Go over the entries below line by line, copying each one that contains the word "Month".

## Figure data in JSON

---------------

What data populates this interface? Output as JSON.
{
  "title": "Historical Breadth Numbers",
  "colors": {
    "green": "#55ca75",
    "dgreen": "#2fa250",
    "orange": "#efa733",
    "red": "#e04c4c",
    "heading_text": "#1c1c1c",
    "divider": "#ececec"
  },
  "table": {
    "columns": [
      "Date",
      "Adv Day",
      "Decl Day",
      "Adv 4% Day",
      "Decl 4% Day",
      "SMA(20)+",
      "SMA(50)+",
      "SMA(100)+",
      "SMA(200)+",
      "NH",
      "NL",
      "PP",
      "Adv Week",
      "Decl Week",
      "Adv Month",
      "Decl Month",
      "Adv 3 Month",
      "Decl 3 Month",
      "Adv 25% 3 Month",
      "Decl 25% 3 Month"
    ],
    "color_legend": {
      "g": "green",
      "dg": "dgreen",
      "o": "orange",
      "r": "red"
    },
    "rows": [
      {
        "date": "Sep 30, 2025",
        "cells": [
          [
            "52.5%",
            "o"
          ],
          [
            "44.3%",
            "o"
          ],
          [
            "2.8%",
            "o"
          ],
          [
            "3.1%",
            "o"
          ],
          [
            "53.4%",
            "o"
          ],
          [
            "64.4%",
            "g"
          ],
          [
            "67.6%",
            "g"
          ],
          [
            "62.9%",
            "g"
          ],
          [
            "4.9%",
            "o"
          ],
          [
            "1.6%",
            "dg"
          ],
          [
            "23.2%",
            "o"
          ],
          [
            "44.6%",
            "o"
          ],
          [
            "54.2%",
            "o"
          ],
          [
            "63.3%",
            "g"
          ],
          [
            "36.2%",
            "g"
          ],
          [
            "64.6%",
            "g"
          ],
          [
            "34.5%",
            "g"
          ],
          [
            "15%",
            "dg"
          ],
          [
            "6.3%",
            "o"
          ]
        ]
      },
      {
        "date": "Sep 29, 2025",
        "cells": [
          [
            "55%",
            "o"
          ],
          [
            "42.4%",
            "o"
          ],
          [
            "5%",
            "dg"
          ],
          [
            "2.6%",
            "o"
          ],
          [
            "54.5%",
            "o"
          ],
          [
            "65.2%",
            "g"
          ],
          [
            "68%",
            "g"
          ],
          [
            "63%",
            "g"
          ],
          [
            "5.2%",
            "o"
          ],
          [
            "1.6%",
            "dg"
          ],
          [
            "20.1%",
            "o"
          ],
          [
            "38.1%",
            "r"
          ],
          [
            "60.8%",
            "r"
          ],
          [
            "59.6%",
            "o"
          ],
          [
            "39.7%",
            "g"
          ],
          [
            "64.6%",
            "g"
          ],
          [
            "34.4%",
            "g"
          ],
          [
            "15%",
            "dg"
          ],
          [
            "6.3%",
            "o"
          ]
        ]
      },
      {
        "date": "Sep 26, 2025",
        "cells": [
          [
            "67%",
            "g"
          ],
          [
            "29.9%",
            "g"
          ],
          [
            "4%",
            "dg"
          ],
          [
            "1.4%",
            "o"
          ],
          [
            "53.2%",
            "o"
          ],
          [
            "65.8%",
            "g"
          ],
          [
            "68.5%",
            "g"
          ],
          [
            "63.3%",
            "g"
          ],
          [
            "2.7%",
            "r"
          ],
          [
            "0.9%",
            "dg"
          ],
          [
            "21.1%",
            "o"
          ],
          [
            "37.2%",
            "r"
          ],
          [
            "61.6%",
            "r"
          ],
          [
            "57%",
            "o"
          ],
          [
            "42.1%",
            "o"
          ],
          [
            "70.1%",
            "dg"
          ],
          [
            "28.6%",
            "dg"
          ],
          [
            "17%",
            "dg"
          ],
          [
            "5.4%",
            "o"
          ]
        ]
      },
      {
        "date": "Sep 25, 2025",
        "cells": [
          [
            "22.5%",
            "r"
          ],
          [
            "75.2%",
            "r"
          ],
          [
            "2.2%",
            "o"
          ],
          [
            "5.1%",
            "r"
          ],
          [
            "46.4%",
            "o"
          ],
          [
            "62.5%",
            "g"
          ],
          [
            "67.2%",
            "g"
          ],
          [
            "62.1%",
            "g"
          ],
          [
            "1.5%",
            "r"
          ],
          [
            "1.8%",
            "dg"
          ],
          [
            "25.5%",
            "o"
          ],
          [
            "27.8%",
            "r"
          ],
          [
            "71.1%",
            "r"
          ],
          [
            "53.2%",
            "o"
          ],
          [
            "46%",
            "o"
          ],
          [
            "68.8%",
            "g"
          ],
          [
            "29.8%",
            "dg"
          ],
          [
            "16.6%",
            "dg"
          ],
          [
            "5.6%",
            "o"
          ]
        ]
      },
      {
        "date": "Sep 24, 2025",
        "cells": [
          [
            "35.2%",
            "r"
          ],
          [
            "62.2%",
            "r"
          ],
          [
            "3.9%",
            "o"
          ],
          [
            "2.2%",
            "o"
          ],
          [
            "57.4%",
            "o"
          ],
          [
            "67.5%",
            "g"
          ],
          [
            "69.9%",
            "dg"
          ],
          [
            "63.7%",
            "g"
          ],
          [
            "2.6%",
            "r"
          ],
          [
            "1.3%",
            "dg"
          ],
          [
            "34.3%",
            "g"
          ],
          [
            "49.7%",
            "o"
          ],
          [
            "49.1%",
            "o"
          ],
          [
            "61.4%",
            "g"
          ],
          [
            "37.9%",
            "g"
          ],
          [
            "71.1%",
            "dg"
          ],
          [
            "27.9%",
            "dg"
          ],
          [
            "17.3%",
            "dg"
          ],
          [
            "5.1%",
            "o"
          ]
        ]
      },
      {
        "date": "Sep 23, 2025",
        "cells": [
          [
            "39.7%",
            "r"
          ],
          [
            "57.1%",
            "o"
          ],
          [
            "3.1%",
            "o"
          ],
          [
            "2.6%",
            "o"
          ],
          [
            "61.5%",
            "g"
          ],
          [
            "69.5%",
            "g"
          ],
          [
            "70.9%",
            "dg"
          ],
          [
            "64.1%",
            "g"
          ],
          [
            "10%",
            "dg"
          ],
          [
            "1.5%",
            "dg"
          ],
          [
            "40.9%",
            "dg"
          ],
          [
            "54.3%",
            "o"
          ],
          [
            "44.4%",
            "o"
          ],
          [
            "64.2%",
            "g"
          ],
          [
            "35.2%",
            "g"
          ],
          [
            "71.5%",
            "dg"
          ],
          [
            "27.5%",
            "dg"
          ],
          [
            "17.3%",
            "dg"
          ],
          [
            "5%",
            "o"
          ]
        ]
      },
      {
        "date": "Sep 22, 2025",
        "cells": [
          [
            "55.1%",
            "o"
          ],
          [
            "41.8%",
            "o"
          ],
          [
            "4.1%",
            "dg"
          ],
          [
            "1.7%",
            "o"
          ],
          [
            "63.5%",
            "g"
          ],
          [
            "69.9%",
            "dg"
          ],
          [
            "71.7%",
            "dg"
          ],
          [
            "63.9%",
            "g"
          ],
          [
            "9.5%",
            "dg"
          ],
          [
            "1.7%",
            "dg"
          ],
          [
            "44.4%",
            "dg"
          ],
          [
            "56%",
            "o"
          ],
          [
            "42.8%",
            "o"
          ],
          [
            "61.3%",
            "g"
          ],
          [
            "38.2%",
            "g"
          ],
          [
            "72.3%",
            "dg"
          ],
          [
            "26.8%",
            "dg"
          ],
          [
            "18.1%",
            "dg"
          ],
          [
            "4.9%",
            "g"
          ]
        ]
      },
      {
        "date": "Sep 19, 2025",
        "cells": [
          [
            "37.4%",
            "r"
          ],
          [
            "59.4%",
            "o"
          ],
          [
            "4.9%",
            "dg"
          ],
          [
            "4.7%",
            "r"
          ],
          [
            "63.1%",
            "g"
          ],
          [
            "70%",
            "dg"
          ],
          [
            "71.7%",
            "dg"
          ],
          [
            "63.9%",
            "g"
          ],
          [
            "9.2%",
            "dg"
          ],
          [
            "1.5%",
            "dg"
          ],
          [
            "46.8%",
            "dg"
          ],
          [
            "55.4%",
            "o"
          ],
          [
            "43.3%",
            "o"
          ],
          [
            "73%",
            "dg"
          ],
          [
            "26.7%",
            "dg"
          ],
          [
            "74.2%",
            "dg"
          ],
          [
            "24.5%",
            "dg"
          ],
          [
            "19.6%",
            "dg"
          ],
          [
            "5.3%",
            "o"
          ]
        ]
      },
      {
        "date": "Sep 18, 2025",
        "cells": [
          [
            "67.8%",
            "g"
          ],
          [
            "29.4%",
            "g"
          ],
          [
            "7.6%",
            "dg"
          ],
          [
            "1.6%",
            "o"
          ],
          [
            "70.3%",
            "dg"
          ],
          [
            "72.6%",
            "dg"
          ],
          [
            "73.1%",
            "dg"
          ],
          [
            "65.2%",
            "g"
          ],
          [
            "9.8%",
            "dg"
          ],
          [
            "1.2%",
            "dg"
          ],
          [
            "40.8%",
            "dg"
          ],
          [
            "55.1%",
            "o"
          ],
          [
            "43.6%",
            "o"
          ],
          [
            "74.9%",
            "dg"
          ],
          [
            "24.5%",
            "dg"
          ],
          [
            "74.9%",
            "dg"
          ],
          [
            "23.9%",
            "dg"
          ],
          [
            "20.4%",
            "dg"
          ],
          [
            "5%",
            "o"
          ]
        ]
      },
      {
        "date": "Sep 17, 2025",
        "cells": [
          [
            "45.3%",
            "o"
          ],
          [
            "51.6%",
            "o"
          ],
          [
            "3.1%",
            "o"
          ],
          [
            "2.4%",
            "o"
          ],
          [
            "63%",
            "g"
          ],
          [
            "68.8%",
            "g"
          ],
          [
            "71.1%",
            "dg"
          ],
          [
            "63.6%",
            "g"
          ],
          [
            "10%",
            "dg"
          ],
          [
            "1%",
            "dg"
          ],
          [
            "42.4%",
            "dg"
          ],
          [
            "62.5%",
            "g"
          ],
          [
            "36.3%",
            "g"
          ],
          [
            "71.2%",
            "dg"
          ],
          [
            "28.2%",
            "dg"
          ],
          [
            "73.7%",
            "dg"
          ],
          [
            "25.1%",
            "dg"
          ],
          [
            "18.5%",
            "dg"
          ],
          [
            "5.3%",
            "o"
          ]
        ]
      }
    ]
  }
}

---------------

## Solution for this exercise
      "Adv Month",
      "Decl Month",
      "Adv 3 Month",
      "Decl 3 Month",
      "Adv 25% 3 Month",
      "Decl 25% 3 Month"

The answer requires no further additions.